• [What you will do]: State the number of lines with the string "appear" in them, and nothing else.

• [Record extracts]:
══════

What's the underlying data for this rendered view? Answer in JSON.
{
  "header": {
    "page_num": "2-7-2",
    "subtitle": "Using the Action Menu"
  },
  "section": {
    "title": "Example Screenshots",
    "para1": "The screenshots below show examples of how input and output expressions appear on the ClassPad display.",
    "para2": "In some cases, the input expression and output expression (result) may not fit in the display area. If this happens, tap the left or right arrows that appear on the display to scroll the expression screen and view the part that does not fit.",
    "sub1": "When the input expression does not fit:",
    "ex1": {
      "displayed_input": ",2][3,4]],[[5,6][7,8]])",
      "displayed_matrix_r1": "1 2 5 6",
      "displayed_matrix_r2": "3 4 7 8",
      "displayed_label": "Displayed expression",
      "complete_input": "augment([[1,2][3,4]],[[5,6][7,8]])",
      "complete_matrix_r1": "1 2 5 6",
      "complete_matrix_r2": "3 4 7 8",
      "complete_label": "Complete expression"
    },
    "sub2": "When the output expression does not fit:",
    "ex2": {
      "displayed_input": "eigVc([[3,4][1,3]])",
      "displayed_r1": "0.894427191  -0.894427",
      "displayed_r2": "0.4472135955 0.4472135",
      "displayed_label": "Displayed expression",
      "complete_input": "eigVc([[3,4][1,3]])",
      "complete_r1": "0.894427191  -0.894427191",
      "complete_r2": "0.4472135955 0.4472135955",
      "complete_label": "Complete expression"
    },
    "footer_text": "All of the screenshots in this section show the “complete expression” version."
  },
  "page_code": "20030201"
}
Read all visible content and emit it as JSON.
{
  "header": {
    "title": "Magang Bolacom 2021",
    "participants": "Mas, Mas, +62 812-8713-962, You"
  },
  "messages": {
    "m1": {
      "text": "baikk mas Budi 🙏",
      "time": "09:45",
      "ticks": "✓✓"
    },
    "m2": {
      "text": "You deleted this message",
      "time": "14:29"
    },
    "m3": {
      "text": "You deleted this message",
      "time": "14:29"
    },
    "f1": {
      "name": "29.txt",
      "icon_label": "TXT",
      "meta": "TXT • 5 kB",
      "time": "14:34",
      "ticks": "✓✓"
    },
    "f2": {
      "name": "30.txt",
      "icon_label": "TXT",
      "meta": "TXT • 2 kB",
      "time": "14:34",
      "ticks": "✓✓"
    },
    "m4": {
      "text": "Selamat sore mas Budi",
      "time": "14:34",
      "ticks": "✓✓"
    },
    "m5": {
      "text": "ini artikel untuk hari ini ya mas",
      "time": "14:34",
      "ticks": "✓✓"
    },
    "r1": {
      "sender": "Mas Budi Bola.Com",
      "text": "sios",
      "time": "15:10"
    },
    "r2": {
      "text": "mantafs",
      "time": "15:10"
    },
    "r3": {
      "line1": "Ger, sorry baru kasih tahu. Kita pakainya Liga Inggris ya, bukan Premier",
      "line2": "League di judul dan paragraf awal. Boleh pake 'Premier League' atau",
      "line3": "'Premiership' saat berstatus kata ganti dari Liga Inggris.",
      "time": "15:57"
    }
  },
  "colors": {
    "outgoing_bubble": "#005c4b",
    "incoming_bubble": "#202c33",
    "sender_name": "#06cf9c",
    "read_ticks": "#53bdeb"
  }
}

══════

• [Result for this exercise]: 2